■ **本文**
===============

自分よりだめな人だな、と思うことができる。ここにこの小説の面白さがある。
同じような境遇に生きる若者にとって共感すると同時に突き放すことができ笑
うことができる。この笑いの面白さが読者を飽きさせないで最後まで読ませる
力なのだろう。
アパート代を何ヶ月も溜め、土下座して謝り、最後は踏み倒す。土下座し、
謝罪しても受け入れられず、アパートを追い出される。それでもアパート代の
高い東京下町にこだわる。こんなことを繰り返す最底辺に生きる若者の生活に
読者は同情することなく、笑ってしまう。この若者の風俗に面白さがある。小
説「苦役列車」はそれだけのものだという解釈があるが、その解釈に私は不満
である。この小説は現代日本の底辺社会を表現している。社会の矛盾は最底辺
に生きる人々に赤裸々にあらわれる。アパート代を踏み倒す若者は踏み倒すこ
となしには生きていけないのだ。アパート代を踏み倒すことは確かに悪いこと
だ。この悪いことをしなければ最底辺に生きる若者は生きていけない。
このように悪を強制されなければ生きていけない社会を表現することは現代
日本社会に対する厳しい批判なのだ。この底辺社会そのもの、そこに生きる貫
多の生活自体が現代日本社会に対する批判なのだ。
石原慎太郎は選評で次のように述べている。
「この作者の(どうせ俺は……)といった開き直りは、手先の器用さを超えた人
間のあるジェニュインなるものを感じさせてくれる。超底辺の若者の風俗とい
えばそれきりだが、それにまみえきった人間の存在は奇妙な光を感じさせる。
中略 この豊饒な甘えた時代にあって、彼(西村)の反逆的な一種のピカレスク
は極めて新鮮である」。
石原慎太郎が「選評」で言っていることは、超底辺に生きる若者の風俗、そ
れだけなんだけれども、そこに生きる若者に人間の真実を感じる。この作品が
芸術作品になっている。このようなことを言っているのではないかと思う。石
原の「苦役列車」に対する基本的認識は「超底辺に生きる若者の風俗、それだ
け」の小説ということである。
和田逸夫は民主文学二〇一一年六月号「『働く』」ことと『生きる』こと」
という評論で次のように書いている。

===============

■ **元データ**
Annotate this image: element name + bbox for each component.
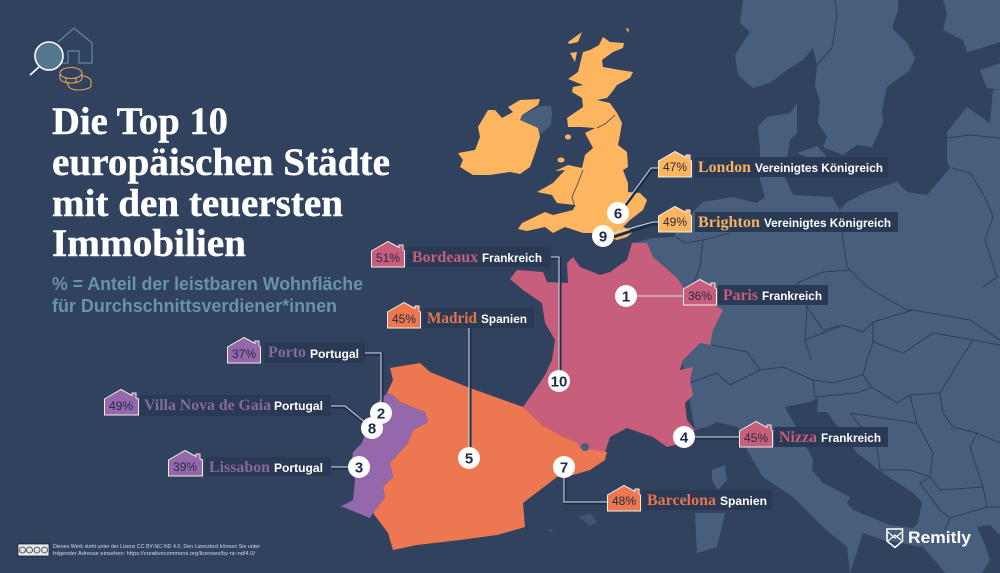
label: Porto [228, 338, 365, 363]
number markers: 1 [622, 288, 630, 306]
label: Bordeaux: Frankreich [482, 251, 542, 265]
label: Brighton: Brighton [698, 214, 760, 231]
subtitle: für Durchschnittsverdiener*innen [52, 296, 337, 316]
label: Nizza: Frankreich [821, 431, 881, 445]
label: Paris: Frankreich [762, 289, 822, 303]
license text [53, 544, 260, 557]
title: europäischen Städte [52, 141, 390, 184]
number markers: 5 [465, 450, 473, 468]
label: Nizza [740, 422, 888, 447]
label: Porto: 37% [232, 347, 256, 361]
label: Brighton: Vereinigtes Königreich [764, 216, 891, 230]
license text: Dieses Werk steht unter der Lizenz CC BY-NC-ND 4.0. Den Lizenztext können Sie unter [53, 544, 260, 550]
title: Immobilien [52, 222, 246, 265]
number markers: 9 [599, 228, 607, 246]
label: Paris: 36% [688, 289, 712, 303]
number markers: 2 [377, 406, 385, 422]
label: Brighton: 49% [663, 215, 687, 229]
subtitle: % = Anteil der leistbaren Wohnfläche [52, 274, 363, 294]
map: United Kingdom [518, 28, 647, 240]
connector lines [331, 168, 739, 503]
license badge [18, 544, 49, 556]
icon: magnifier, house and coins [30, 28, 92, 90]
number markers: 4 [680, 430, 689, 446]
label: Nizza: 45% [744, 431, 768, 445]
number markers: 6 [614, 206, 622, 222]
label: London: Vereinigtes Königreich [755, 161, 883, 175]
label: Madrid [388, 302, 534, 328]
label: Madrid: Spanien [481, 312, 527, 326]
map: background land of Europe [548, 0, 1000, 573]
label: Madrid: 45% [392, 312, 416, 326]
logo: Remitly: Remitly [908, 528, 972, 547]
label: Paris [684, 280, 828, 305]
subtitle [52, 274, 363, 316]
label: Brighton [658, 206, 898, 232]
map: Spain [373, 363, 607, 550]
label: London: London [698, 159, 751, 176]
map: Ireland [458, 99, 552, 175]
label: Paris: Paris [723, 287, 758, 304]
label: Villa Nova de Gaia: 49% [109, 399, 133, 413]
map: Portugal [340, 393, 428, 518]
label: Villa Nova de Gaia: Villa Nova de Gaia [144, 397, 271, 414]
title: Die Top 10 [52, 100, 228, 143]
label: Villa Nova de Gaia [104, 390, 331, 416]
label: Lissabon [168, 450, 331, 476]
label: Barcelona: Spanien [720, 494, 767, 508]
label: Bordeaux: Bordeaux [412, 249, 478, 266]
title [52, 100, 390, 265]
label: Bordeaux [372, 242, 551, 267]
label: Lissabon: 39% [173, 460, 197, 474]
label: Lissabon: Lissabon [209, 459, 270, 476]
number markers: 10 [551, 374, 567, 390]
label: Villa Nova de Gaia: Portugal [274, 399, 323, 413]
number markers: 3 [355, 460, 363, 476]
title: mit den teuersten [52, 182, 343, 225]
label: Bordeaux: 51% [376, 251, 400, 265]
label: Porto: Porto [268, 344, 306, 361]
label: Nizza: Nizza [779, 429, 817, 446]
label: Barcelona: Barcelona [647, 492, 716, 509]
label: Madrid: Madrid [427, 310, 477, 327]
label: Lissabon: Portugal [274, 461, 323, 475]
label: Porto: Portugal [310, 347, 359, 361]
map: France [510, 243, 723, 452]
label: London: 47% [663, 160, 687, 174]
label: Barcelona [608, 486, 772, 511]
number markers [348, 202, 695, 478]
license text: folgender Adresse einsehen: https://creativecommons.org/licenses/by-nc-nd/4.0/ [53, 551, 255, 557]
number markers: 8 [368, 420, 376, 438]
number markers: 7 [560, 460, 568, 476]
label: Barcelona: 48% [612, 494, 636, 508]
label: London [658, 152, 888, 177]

===============

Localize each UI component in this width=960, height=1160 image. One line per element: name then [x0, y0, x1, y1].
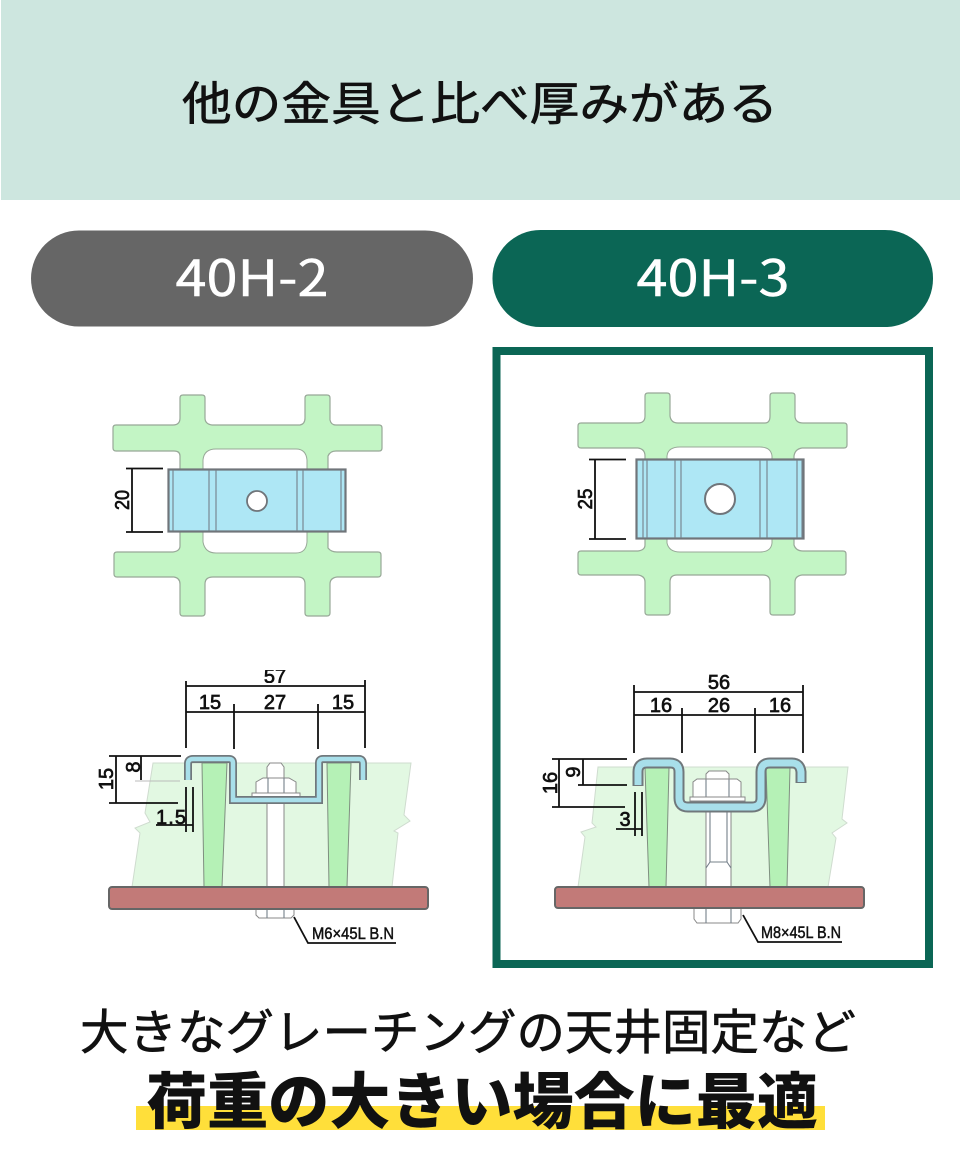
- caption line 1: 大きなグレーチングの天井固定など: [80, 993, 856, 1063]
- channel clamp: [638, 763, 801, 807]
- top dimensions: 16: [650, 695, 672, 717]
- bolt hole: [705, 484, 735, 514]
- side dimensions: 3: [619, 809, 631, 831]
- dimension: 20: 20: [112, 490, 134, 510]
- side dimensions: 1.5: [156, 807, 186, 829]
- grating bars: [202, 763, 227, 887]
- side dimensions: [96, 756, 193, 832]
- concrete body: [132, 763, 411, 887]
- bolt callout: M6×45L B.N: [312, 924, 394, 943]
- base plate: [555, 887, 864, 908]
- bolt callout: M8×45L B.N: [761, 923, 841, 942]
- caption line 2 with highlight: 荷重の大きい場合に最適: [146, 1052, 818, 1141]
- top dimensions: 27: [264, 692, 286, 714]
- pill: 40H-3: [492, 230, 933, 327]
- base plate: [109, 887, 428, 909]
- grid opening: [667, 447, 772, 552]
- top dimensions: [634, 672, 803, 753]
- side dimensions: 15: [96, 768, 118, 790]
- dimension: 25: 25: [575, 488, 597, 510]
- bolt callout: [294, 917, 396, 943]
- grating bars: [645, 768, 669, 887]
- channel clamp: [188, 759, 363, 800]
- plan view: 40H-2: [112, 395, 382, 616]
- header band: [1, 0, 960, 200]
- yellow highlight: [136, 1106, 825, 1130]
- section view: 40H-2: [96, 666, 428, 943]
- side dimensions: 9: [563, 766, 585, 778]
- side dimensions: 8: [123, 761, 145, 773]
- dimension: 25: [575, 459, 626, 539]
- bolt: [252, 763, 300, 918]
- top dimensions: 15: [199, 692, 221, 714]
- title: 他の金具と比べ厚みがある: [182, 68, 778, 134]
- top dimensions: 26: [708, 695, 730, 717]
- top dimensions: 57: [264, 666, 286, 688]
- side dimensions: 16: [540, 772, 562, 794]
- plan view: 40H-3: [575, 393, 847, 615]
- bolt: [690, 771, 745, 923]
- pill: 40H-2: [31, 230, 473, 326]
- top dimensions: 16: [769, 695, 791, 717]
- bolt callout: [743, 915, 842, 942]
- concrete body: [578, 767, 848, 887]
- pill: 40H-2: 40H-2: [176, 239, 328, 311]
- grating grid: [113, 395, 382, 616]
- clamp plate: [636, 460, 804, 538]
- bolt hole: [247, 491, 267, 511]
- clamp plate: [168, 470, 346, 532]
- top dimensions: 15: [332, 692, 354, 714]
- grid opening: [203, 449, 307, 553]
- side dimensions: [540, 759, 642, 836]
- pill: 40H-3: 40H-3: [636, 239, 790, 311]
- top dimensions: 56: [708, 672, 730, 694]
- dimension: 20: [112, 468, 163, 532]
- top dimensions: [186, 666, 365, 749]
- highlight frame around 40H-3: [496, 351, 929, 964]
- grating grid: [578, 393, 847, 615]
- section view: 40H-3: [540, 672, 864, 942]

===============

■ **指示**
「苦役列車」を論じた本文のうち、「アパート代を何ヶ月も溜め、土下座して謝り、最後は踏み倒す。土下座し、」から「石原慎太郎は選評で次のように述べている。」までを、両端の語句も含めて一字も変えずに書き写してください。

■ **解答**
アパート代を何ヶ月も溜め、土下座して謝り、最後は踏み倒す。土下座し、
謝罪しても受け入れられず、アパートを追い出される。それでもアパート代の
高い東京下町にこだわる。こんなことを繰り返す最底辺に生きる若者の生活に
読者は同情することなく、笑ってしまう。この若者の風俗に面白さがある。小
説「苦役列車」はそれだけのものだという解釈があるが、その解釈に私は不満
である。この小説は現代日本の底辺社会を表現している。社会の矛盾は最底辺
に生きる人々に赤裸々にあらわれる。アパート代を踏み倒す若者は踏み倒すこ
となしには生きていけないのだ。アパート代を踏み倒すことは確かに悪いこと
だ。この悪いことをしなければ最底辺に生きる若者は生きていけない。
このように悪を強制されなければ生きていけない社会を表現することは現代
日本社会に対する厳しい批判なのだ。この底辺社会そのもの、そこに生きる貫
多の生活自体が現代日本社会に対する批判なのだ。
石原慎太郎は選評で次のように述べている。